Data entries
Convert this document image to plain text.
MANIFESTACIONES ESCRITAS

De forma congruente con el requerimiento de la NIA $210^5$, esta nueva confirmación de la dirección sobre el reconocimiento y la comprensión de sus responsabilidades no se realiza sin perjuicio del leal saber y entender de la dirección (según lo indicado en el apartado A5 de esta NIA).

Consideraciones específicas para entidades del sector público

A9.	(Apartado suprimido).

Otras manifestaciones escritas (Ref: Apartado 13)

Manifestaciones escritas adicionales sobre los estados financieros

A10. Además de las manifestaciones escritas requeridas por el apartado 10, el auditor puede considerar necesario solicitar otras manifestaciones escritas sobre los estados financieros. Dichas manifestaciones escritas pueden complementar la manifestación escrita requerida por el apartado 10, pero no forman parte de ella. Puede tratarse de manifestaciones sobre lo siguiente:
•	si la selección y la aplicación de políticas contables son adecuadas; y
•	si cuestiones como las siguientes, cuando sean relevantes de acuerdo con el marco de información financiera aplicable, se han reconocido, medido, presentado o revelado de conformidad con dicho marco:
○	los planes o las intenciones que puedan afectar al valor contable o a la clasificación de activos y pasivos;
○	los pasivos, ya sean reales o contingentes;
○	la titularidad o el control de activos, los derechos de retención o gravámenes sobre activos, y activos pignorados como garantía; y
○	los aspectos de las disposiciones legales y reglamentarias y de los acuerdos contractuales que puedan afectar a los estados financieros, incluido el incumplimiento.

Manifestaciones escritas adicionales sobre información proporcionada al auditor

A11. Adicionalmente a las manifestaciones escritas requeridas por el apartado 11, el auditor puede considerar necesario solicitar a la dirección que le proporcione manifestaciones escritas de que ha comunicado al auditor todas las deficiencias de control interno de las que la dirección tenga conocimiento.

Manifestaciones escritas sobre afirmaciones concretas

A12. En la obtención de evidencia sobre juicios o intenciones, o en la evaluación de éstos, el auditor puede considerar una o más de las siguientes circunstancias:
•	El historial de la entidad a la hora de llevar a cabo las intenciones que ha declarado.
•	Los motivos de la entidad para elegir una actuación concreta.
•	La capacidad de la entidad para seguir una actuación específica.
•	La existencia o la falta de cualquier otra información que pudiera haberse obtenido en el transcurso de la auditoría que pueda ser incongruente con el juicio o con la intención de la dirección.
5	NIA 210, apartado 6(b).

* * *

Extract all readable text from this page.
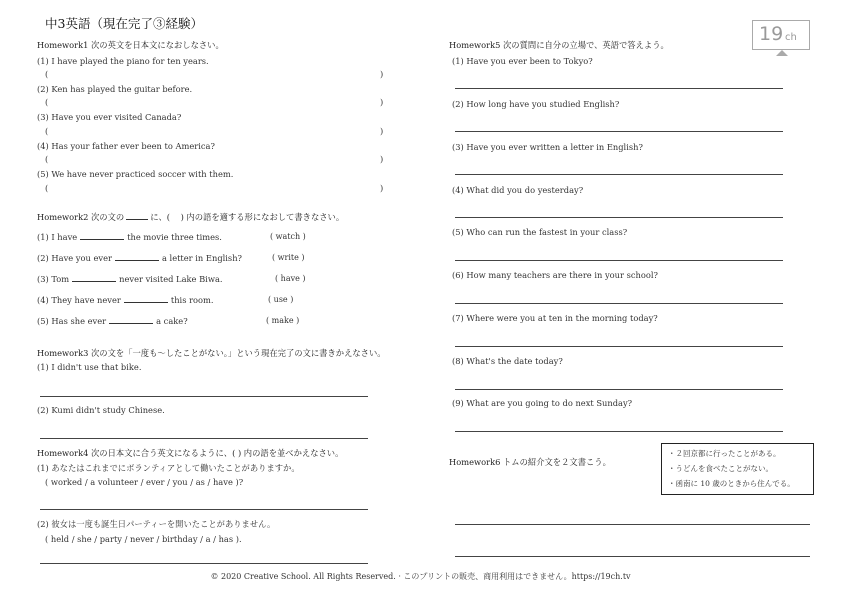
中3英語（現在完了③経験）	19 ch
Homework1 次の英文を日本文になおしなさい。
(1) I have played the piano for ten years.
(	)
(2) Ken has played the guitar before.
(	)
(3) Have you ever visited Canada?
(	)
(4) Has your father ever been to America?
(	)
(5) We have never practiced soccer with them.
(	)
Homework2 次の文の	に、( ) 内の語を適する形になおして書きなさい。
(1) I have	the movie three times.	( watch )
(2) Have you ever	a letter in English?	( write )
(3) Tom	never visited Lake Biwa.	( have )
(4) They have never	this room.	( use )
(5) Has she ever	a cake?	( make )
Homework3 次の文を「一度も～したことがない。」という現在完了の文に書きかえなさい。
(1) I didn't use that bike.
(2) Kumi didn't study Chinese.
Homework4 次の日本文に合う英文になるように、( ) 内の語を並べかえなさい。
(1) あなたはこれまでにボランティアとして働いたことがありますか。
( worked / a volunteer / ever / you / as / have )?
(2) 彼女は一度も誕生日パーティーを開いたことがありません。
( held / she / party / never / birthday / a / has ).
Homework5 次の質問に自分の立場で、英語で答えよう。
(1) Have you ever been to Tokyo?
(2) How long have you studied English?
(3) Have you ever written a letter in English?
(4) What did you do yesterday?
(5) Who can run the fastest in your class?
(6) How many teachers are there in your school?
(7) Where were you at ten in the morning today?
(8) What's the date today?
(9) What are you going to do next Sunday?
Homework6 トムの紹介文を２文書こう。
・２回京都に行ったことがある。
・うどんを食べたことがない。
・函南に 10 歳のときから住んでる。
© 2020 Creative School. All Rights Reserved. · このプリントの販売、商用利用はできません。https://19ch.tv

--

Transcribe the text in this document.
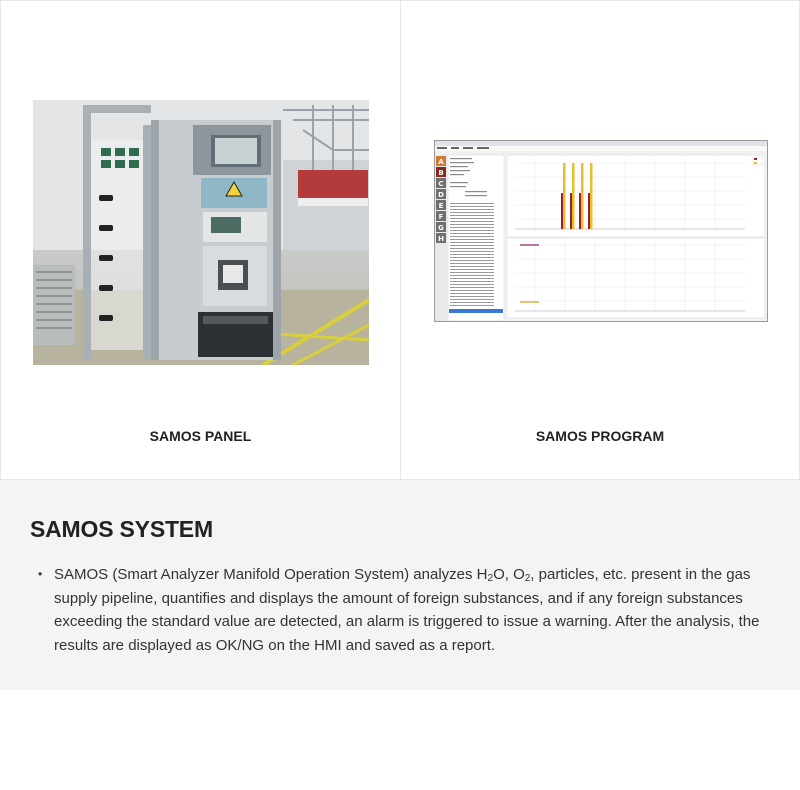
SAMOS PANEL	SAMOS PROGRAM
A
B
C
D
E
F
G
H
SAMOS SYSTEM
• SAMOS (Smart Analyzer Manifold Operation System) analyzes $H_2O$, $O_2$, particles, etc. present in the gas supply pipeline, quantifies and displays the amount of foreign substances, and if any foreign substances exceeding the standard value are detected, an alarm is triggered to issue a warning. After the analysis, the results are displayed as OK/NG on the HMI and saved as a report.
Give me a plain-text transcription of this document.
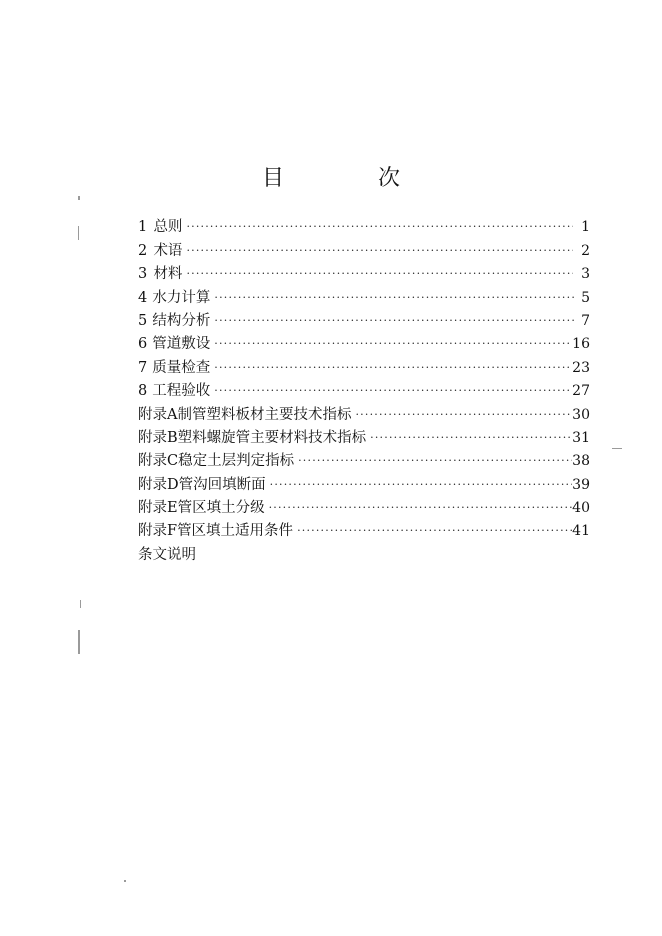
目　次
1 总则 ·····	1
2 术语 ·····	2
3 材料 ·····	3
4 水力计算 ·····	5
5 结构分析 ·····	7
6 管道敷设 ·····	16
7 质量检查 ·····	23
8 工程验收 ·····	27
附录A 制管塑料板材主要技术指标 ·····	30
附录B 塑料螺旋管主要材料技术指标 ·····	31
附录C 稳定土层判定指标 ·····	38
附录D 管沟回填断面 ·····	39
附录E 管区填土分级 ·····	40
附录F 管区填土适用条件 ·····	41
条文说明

_Task to carry out_: Where a line in the entries holds the word "English", copy that line.

_The response_:
(2) Have you ever	a letter in English?	( write )
(2) How long have you studied English?
(3) Have you ever written a letter in English?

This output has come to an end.